*Task prompt:* All of the records below are to be printed exactly; the pictures are to be left out.

*Data for processing:*
+---+

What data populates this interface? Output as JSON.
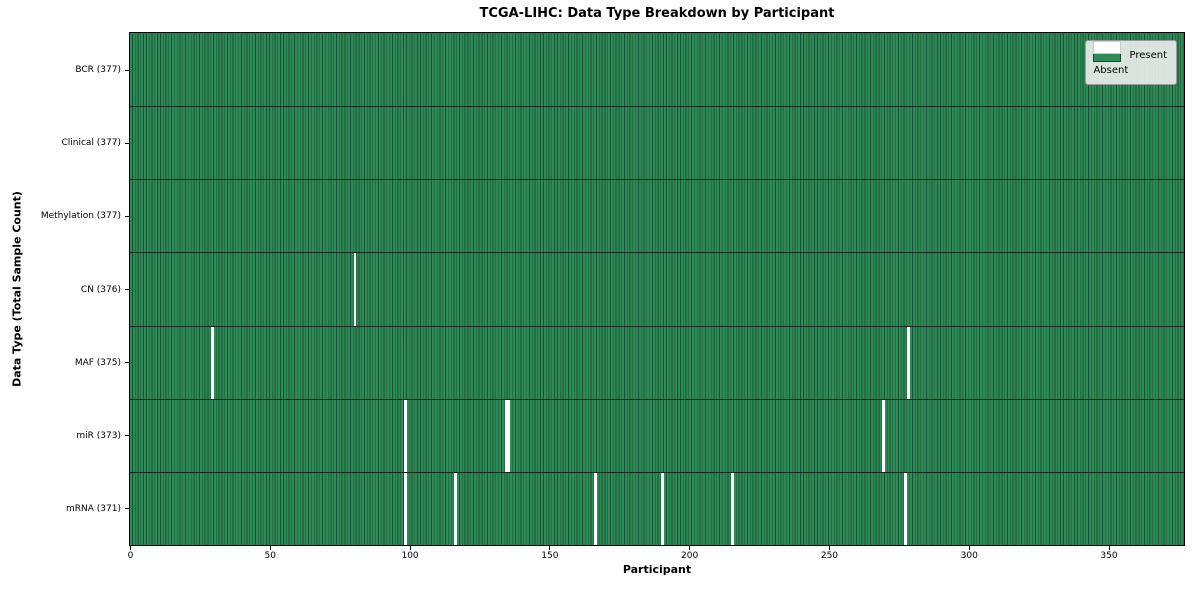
{
  "title": "TCGA-LIHC: Data Type Breakdown by Participant",
  "x_axis_label": "Participant",
  "y_axis_label": "Data Type (Total Sample Count)",
  "legend": {
    "present_label": "Present",
    "absent_label": "Absent"
  },
  "colors": {
    "present": "#2e8b57",
    "absent": "#ffffff",
    "cell_edge": "#1a5132",
    "row_divider": "#081a10",
    "legend_background": "#e9ede9",
    "spine": "#000000"
  },
  "chart_data": {
    "type": "heatmap",
    "title": "TCGA-LIHC: Data Type Breakdown by Participant",
    "xlabel": "Participant",
    "ylabel": "Data Type (Total Sample Count)",
    "xlim": [
      0,
      377
    ],
    "x_ticks": [
      0,
      50,
      100,
      150,
      200,
      250,
      300,
      350
    ],
    "n_participants": 377,
    "grid": false,
    "legend_position": "upper right",
    "legend_entries": [
      {
        "label": "Present",
        "color": "#2e8b57"
      },
      {
        "label": "Absent",
        "color": "#ffffff"
      }
    ],
    "rows": [
      {
        "name": "BCR",
        "label": "BCR (377)",
        "total": 377,
        "absent_participants": []
      },
      {
        "name": "Clinical",
        "label": "Clinical (377)",
        "total": 377,
        "absent_participants": []
      },
      {
        "name": "Methylation",
        "label": "Methylation (377)",
        "total": 377,
        "absent_participants": []
      },
      {
        "name": "CN",
        "label": "CN (376)",
        "total": 376,
        "absent_participants": [
          80
        ]
      },
      {
        "name": "MAF",
        "label": "MAF (375)",
        "total": 375,
        "absent_participants": [
          29,
          278
        ]
      },
      {
        "name": "miR",
        "label": "miR (373)",
        "total": 373,
        "absent_participants": [
          98,
          134,
          135,
          269
        ]
      },
      {
        "name": "mRNA",
        "label": "mRNA (371)",
        "total": 371,
        "absent_participants": [
          98,
          116,
          166,
          190,
          215,
          277
        ]
      }
    ]
  }
}
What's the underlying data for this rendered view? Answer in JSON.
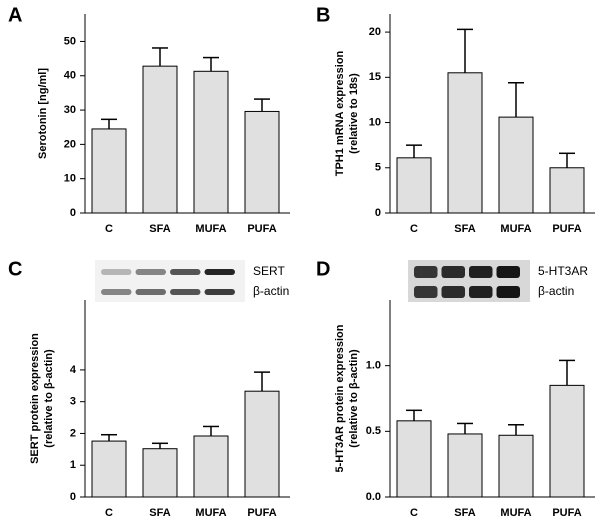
{
  "chart_data": [
    {
      "type": "bar",
      "panel_label": "A",
      "ylabel": [
        "Serotonin [ng/ml]"
      ],
      "categories": [
        "C",
        "SFA",
        "MUFA",
        "PUFA"
      ],
      "values": [
        24.5,
        42.8,
        41.3,
        29.6
      ],
      "errors": [
        2.8,
        5.3,
        4.0,
        3.6
      ],
      "color": "#e0e0e0",
      "ylim": [
        0,
        58
      ],
      "yticks": [
        0,
        10,
        20,
        30,
        40,
        50
      ]
    },
    {
      "type": "bar",
      "panel_label": "B",
      "ylabel": [
        "TPH1 mRNA expression",
        "(relative to 18s)"
      ],
      "categories": [
        "C",
        "SFA",
        "MUFA",
        "PUFA"
      ],
      "values": [
        6.1,
        15.5,
        10.6,
        5.0
      ],
      "errors": [
        1.4,
        4.8,
        3.8,
        1.6
      ],
      "color": "#e0e0e0",
      "ylim": [
        0,
        22
      ],
      "yticks": [
        0,
        5,
        10,
        15,
        20
      ]
    },
    {
      "type": "bar",
      "panel_label": "C",
      "ylabel": [
        "SERT protein expression",
        "(relative to β-actin)"
      ],
      "blot_labels": [
        "SERT",
        "β-actin"
      ],
      "categories": [
        "C",
        "SFA",
        "MUFA",
        "PUFA"
      ],
      "values": [
        1.76,
        1.52,
        1.92,
        3.33
      ],
      "errors": [
        0.2,
        0.17,
        0.3,
        0.6
      ],
      "color": "#e0e0e0",
      "ylim": [
        0,
        6.2
      ],
      "yticks": [
        0,
        1,
        2,
        3,
        4
      ]
    },
    {
      "type": "bar",
      "panel_label": "D",
      "ylabel": [
        "5-HT3AR protein expression",
        "(relative to β-actin)"
      ],
      "blot_labels": [
        "5-HT3AR",
        "β-actin"
      ],
      "categories": [
        "C",
        "SFA",
        "MUFA",
        "PUFA"
      ],
      "values": [
        0.58,
        0.48,
        0.47,
        0.85
      ],
      "errors": [
        0.08,
        0.08,
        0.08,
        0.19
      ],
      "color": "#e0e0e0",
      "ylim": [
        0,
        1.5
      ],
      "yticks": [
        {
          "value": 0,
          "label": "0.0"
        },
        {
          "value": 0.5,
          "label": "0.5"
        },
        {
          "value": 1,
          "label": "1.0"
        }
      ]
    }
  ]
}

+---+

*Task answer:*
What data populates this interface? Output as JSON.
{
  "title": "TCGA-LIHC: Data Type Breakdown by Participant",
  "x_axis_label": "Participant",
  "y_axis_label": "Data Type (Total Sample Count)",
  "legend": {
    "present_label": "Present",
    "absent_label": "Absent"
  },
  "colors": {
    "present": "#2e8b57",
    "absent": "#ffffff",
    "cell_edge": "#1a5132",
    "row_divider": "#081a10",
    "legend_background": "#e9ede9",
    "spine": "#000000"
  },
  "chart_data": {
    "type": "heatmap",
    "title": "TCGA-LIHC: Data Type Breakdown by Participant",
    "xlabel": "Participant",
    "ylabel": "Data Type (Total Sample Count)",
    "xlim": [
      0,
      377
    ],
    "x_ticks": [
      0,
      50,
      100,
      150,
      200,
      250,
      300,
      350
    ],
    "n_participants": 377,
    "grid": false,
    "legend_position": "upper right",
    "legend_entries": [
      {
        "label": "Present",
        "color": "#2e8b57"
      },
      {
        "label": "Absent",
        "color": "#ffffff"
      }
    ],
    "rows": [
      {
        "name": "BCR",
        "label": "BCR (377)",
        "total": 377,
        "absent_participants": []
      },
      {
        "name": "Clinical",
        "label": "Clinical (377)",
        "total": 377,
        "absent_participants": []
      },
      {
        "name": "Methylation",
        "label": "Methylation (377)",
        "total": 377,
        "absent_participants": []
      },
      {
        "name": "CN",
        "label": "CN (376)",
        "total": 376,
        "absent_participants": [
          80
        ]
      },
      {
        "name": "MAF",
        "label": "MAF (375)",
        "total": 375,
        "absent_participants": [
          29,
          278
        ]
      },
      {
        "name": "miR",
        "label": "miR (373)",
        "total": 373,
        "absent_participants": [
          98,
          134,
          135,
          269
        ]
      },
      {
        "name": "mRNA",
        "label": "mRNA (371)",
        "total": 371,
        "absent_participants": [
          98,
          116,
          166,
          190,
          215,
          277
        ]
      }
    ]
  }
}
What's the underlying data for this rendered view? Answer in JSON.
{
  "chart_data": [
    {
      "type": "bar",
      "panel_label": "A",
      "ylabel": [
        "Serotonin [ng/ml]"
      ],
      "categories": [
        "C",
        "SFA",
        "MUFA",
        "PUFA"
      ],
      "values": [
        24.5,
        42.8,
        41.3,
        29.6
      ],
      "errors": [
        2.8,
        5.3,
        4.0,
        3.6
      ],
      "color": "#e0e0e0",
      "ylim": [
        0,
        58
      ],
      "yticks": [
        0,
        10,
        20,
        30,
        40,
        50
      ]
    },
    {
      "type": "bar",
      "panel_label": "B",
      "ylabel": [
        "TPH1 mRNA expression",
        "(relative to 18s)"
      ],
      "categories": [
        "C",
        "SFA",
        "MUFA",
        "PUFA"
      ],
      "values": [
        6.1,
        15.5,
        10.6,
        5.0
      ],
      "errors": [
        1.4,
        4.8,
        3.8,
        1.6
      ],
      "color": "#e0e0e0",
      "ylim": [
        0,
        22
      ],
      "yticks": [
        0,
        5,
        10,
        15,
        20
      ]
    },
    {
      "type": "bar",
      "panel_label": "C",
      "ylabel": [
        "SERT protein expression",
        "(relative to β-actin)"
      ],
      "blot_labels": [
        "SERT",
        "β-actin"
      ],
      "categories": [
        "C",
        "SFA",
        "MUFA",
        "PUFA"
      ],
      "values": [
        1.76,
        1.52,
        1.92,
        3.33
      ],
      "errors": [
        0.2,
        0.17,
        0.3,
        0.6
      ],
      "color": "#e0e0e0",
      "ylim": [
        0,
        6.2
      ],
      "yticks": [
        0,
        1,
        2,
        3,
        4
      ]
    },
    {
      "type": "bar",
      "panel_label": "D",
      "ylabel": [
        "5-HT3AR protein expression",
        "(relative to β-actin)"
      ],
      "blot_labels": [
        "5-HT3AR",
        "β-actin"
      ],
      "categories": [
        "C",
        "SFA",
        "MUFA",
        "PUFA"
      ],
      "values": [
        0.58,
        0.48,
        0.47,
        0.85
      ],
      "errors": [
        0.08,
        0.08,
        0.08,
        0.19
      ],
      "color": "#e0e0e0",
      "ylim": [
        0,
        1.5
      ],
      "yticks": [
        {
          "value": 0,
          "label": "0.0"
        },
        {
          "value": 0.5,
          "label": "0.5"
        },
        {
          "value": 1,
          "label": "1.0"
        }
      ]
    }
  ]
}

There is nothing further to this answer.